** DIRECTIVE **
Restate the data word for word and leave the images out.

-- START OF RECORDS PROVIDED --

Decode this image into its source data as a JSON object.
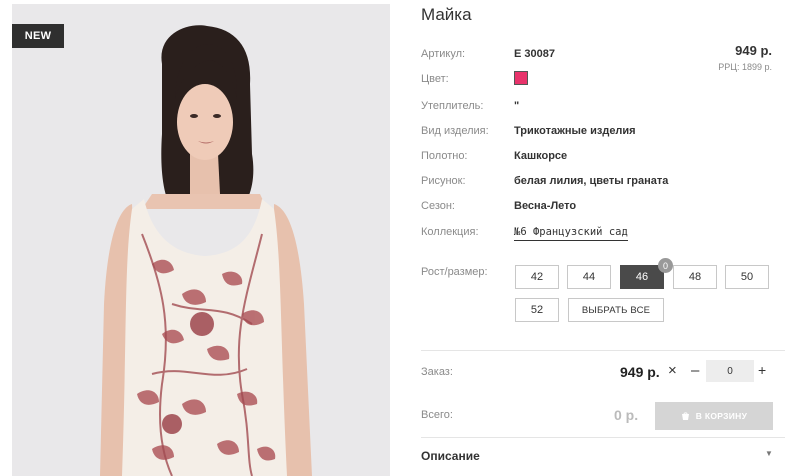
{
  "product": {
    "badge": "NEW",
    "title": "Майка",
    "price": "949 р.",
    "rrp": "РРЦ: 1899 р."
  },
  "specs": [
    {
      "label": "Артикул:",
      "value": "Е 30087"
    },
    {
      "label": "Цвет:",
      "value": ""
    },
    {
      "label": "Утеплитель:",
      "value": "\""
    },
    {
      "label": "Вид изделия:",
      "value": "Трикотажные изделия"
    },
    {
      "label": "Полотно:",
      "value": "Кашкорсе"
    },
    {
      "label": "Рисунок:",
      "value": "белая лилия, цветы граната"
    },
    {
      "label": "Сезон:",
      "value": "Весна-Лето"
    },
    {
      "label": "Коллекция:",
      "value": "№6 Французский сад"
    }
  ],
  "color_swatch": "#e8336b",
  "sizes": {
    "label": "Рост/размер:",
    "options": [
      "42",
      "44",
      "46",
      "48",
      "50",
      "52"
    ],
    "selected": "46",
    "selected_count": "0",
    "select_all": "ВЫБРАТЬ ВСЕ"
  },
  "order": {
    "label": "Заказ:",
    "price": "949 р.",
    "times": "×",
    "minus": "–",
    "qty": "0",
    "plus": "+"
  },
  "total": {
    "label": "Всего:",
    "value": "0 р.",
    "cart_button": "В КОРЗИНУ"
  },
  "description": {
    "label": "Описание"
  }
}
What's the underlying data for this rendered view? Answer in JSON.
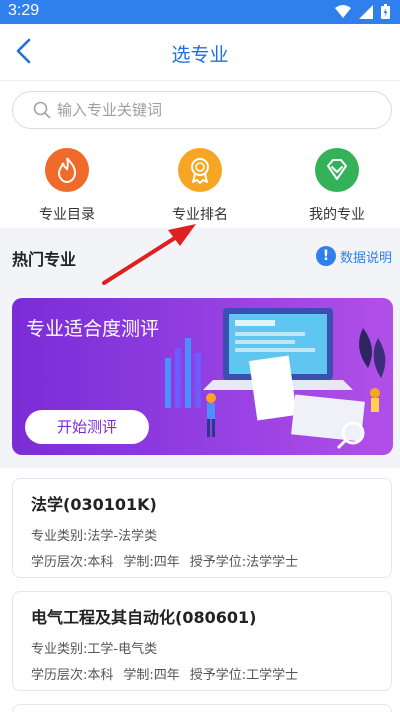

-- END OF RECORDS PROVIDED --

** WORKED SOLUTION **
Decode this image into its source data as a JSON object.
{
  "product": {
    "badge": "NEW",
    "title": "Майка",
    "price": "949 р.",
    "rrp": "РРЦ: 1899 р."
  },
  "specs": [
    {
      "label": "Артикул:",
      "value": "Е 30087"
    },
    {
      "label": "Цвет:",
      "value": ""
    },
    {
      "label": "Утеплитель:",
      "value": "\""
    },
    {
      "label": "Вид изделия:",
      "value": "Трикотажные изделия"
    },
    {
      "label": "Полотно:",
      "value": "Кашкорсе"
    },
    {
      "label": "Рисунок:",
      "value": "белая лилия, цветы граната"
    },
    {
      "label": "Сезон:",
      "value": "Весна-Лето"
    },
    {
      "label": "Коллекция:",
      "value": "№6 Французский сад"
    }
  ],
  "color_swatch": "#e8336b",
  "sizes": {
    "label": "Рост/размер:",
    "options": [
      "42",
      "44",
      "46",
      "48",
      "50",
      "52"
    ],
    "selected": "46",
    "selected_count": "0",
    "select_all": "ВЫБРАТЬ ВСЕ"
  },
  "order": {
    "label": "Заказ:",
    "price": "949 р.",
    "times": "×",
    "minus": "–",
    "qty": "0",
    "plus": "+"
  },
  "total": {
    "label": "Всего:",
    "value": "0 р.",
    "cart_button": "В КОРЗИНУ"
  },
  "description": {
    "label": "Описание"
  }
}
What's the underlying data for this rendered view? Answer in JSON.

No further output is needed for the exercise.